:: Given data ::

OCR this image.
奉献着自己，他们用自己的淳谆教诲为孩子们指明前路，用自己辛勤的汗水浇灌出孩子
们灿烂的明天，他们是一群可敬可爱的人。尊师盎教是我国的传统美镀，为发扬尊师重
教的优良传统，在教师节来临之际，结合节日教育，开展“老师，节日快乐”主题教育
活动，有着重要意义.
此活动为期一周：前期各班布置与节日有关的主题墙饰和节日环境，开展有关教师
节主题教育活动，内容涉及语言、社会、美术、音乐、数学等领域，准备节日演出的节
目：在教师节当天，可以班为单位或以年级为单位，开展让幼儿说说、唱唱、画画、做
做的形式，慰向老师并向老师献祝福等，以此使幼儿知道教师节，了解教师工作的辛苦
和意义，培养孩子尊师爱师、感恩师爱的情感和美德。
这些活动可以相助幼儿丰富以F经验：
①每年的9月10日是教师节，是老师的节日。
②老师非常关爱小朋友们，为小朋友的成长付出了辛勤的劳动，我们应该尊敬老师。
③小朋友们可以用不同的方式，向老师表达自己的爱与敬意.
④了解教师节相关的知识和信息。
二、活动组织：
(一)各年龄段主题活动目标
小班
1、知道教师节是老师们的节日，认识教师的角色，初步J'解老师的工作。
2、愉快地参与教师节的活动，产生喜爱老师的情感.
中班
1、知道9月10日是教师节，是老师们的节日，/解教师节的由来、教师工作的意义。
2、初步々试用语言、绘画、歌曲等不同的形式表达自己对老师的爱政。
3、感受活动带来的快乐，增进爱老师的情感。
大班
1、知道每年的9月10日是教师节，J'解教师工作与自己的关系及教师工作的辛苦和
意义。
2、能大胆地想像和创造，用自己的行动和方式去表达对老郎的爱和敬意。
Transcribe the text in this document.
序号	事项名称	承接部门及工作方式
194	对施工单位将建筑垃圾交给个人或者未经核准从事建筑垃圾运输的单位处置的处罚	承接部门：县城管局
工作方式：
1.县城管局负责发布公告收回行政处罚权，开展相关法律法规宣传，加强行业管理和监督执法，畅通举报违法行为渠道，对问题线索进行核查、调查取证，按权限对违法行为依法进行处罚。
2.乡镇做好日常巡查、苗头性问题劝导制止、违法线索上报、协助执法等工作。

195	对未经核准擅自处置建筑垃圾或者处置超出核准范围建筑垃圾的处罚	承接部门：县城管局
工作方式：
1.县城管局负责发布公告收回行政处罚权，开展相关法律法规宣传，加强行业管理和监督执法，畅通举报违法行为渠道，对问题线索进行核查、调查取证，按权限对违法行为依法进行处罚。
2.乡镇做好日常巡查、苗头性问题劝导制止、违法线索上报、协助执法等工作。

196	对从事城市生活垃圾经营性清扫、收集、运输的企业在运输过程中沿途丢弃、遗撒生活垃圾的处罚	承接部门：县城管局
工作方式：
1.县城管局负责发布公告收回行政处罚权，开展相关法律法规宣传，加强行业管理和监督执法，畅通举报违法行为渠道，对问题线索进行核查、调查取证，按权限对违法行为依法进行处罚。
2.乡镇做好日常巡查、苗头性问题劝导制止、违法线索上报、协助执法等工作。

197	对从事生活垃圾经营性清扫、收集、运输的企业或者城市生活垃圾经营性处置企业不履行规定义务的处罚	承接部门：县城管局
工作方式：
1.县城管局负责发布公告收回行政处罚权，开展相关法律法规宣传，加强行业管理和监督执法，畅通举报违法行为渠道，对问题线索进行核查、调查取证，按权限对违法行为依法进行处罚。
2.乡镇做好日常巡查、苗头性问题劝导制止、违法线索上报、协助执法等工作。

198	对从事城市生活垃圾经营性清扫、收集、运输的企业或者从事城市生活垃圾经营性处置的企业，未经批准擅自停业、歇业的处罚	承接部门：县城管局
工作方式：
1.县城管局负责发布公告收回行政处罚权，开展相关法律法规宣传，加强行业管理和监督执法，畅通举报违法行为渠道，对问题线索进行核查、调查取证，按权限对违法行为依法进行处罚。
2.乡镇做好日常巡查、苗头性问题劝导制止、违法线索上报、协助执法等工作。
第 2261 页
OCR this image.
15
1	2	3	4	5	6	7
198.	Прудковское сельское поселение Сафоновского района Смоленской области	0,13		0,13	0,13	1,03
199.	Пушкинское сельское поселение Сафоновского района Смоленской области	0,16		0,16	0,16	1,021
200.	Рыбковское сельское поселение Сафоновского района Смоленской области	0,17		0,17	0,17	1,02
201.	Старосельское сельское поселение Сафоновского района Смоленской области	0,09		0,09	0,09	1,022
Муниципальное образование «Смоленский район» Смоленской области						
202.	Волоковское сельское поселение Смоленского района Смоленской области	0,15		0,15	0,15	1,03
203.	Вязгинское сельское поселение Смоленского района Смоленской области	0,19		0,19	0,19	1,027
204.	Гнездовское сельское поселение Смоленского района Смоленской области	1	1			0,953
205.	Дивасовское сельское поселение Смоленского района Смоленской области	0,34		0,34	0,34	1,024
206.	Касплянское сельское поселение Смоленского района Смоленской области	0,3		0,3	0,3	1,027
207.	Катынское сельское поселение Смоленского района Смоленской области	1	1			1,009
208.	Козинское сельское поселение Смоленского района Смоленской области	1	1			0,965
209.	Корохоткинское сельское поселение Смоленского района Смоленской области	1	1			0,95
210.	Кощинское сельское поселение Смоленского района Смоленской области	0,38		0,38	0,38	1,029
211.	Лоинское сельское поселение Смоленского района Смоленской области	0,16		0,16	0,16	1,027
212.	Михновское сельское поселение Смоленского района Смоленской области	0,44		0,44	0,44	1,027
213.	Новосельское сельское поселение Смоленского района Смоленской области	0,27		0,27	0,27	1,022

:::

• Objective:
Your task is to repeat every entry exactly.

• Solution below:
OCR this image.
奉献着自己，他们用自己的淳谆教诲为孩子们指明前路，用自己辛勤的汗水浇灌出孩子
们灿烂的明天，他们是一群可敬可爱的人。尊师盎教是我国的传统美镀，为发扬尊师重
教的优良传统，在教师节来临之际，结合节日教育，开展“老师，节日快乐”主题教育
活动，有着重要意义.
此活动为期一周：前期各班布置与节日有关的主题墙饰和节日环境，开展有关教师
节主题教育活动，内容涉及语言、社会、美术、音乐、数学等领域，准备节日演出的节
目：在教师节当天，可以班为单位或以年级为单位，开展让幼儿说说、唱唱、画画、做
做的形式，慰向老师并向老师献祝福等，以此使幼儿知道教师节，了解教师工作的辛苦
和意义，培养孩子尊师爱师、感恩师爱的情感和美德。
这些活动可以相助幼儿丰富以F经验：
①每年的9月10日是教师节，是老师的节日。
②老师非常关爱小朋友们，为小朋友的成长付出了辛勤的劳动，我们应该尊敬老师。
③小朋友们可以用不同的方式，向老师表达自己的爱与敬意.
④了解教师节相关的知识和信息。
二、活动组织：
(一)各年龄段主题活动目标
小班
1、知道教师节是老师们的节日，认识教师的角色，初步J'解老师的工作。
2、愉快地参与教师节的活动，产生喜爱老师的情感.
中班
1、知道9月10日是教师节，是老师们的节日，/解教师节的由来、教师工作的意义。
2、初步々试用语言、绘画、歌曲等不同的形式表达自己对老师的爱政。
3、感受活动带来的快乐，增进爱老师的情感。
大班
1、知道每年的9月10日是教师节，J'解教师工作与自己的关系及教师工作的辛苦和
意义。
2、能大胆地想像和创造，用自己的行动和方式去表达对老郎的爱和敬意。
Transcribe the text in this document.
序号	事项名称	承接部门及工作方式
194	对施工单位将建筑垃圾交给个人或者未经核准从事建筑垃圾运输的单位处置的处罚	承接部门：县城管局
工作方式：
1.县城管局负责发布公告收回行政处罚权，开展相关法律法规宣传，加强行业管理和监督执法，畅通举报违法行为渠道，对问题线索进行核查、调查取证，按权限对违法行为依法进行处罚。
2.乡镇做好日常巡查、苗头性问题劝导制止、违法线索上报、协助执法等工作。

195	对未经核准擅自处置建筑垃圾或者处置超出核准范围建筑垃圾的处罚	承接部门：县城管局
工作方式：
1.县城管局负责发布公告收回行政处罚权，开展相关法律法规宣传，加强行业管理和监督执法，畅通举报违法行为渠道，对问题线索进行核查、调查取证，按权限对违法行为依法进行处罚。
2.乡镇做好日常巡查、苗头性问题劝导制止、违法线索上报、协助执法等工作。

196	对从事城市生活垃圾经营性清扫、收集、运输的企业在运输过程中沿途丢弃、遗撒生活垃圾的处罚	承接部门：县城管局
工作方式：
1.县城管局负责发布公告收回行政处罚权，开展相关法律法规宣传，加强行业管理和监督执法，畅通举报违法行为渠道，对问题线索进行核查、调查取证，按权限对违法行为依法进行处罚。
2.乡镇做好日常巡查、苗头性问题劝导制止、违法线索上报、协助执法等工作。

197	对从事生活垃圾经营性清扫、收集、运输的企业或者城市生活垃圾经营性处置企业不履行规定义务的处罚	承接部门：县城管局
工作方式：
1.县城管局负责发布公告收回行政处罚权，开展相关法律法规宣传，加强行业管理和监督执法，畅通举报违法行为渠道，对问题线索进行核查、调查取证，按权限对违法行为依法进行处罚。
2.乡镇做好日常巡查、苗头性问题劝导制止、违法线索上报、协助执法等工作。

198	对从事城市生活垃圾经营性清扫、收集、运输的企业或者从事城市生活垃圾经营性处置的企业，未经批准擅自停业、歇业的处罚	承接部门：县城管局
工作方式：
1.县城管局负责发布公告收回行政处罚权，开展相关法律法规宣传，加强行业管理和监督执法，畅通举报违法行为渠道，对问题线索进行核查、调查取证，按权限对违法行为依法进行处罚。
2.乡镇做好日常巡查、苗头性问题劝导制止、违法线索上报、协助执法等工作。
第 2261 页
OCR this image.
15
1	2	3	4	5	6	7
198.	Прудковское сельское поселение Сафоновского района Смоленской области	0,13		0,13	0,13	1,03
199.	Пушкинское сельское поселение Сафоновского района Смоленской области	0,16		0,16	0,16	1,021
200.	Рыбковское сельское поселение Сафоновского района Смоленской области	0,17		0,17	0,17	1,02
201.	Старосельское сельское поселение Сафоновского района Смоленской области	0,09		0,09	0,09	1,022
Муниципальное образование «Смоленский район» Смоленской области						
202.	Волоковское сельское поселение Смоленского района Смоленской области	0,15		0,15	0,15	1,03
203.	Вязгинское сельское поселение Смоленского района Смоленской области	0,19		0,19	0,19	1,027
204.	Гнездовское сельское поселение Смоленского района Смоленской области	1	1			0,953
205.	Дивасовское сельское поселение Смоленского района Смоленской области	0,34		0,34	0,34	1,024
206.	Касплянское сельское поселение Смоленского района Смоленской области	0,3		0,3	0,3	1,027
207.	Катынское сельское поселение Смоленского района Смоленской области	1	1			1,009
208.	Козинское сельское поселение Смоленского района Смоленской области	1	1			0,965
209.	Корохоткинское сельское поселение Смоленского района Смоленской области	1	1			0,95
210.	Кощинское сельское поселение Смоленского района Смоленской области	0,38		0,38	0,38	1,029
211.	Лоинское сельское поселение Смоленского района Смоленской области	0,16		0,16	0,16	1,027
212.	Михновское сельское поселение Смоленского района Смоленской области	0,44		0,44	0,44	1,027
213.	Новосельское сельское поселение Смоленского района Смоленской области	0,27		0,27	0,27	1,022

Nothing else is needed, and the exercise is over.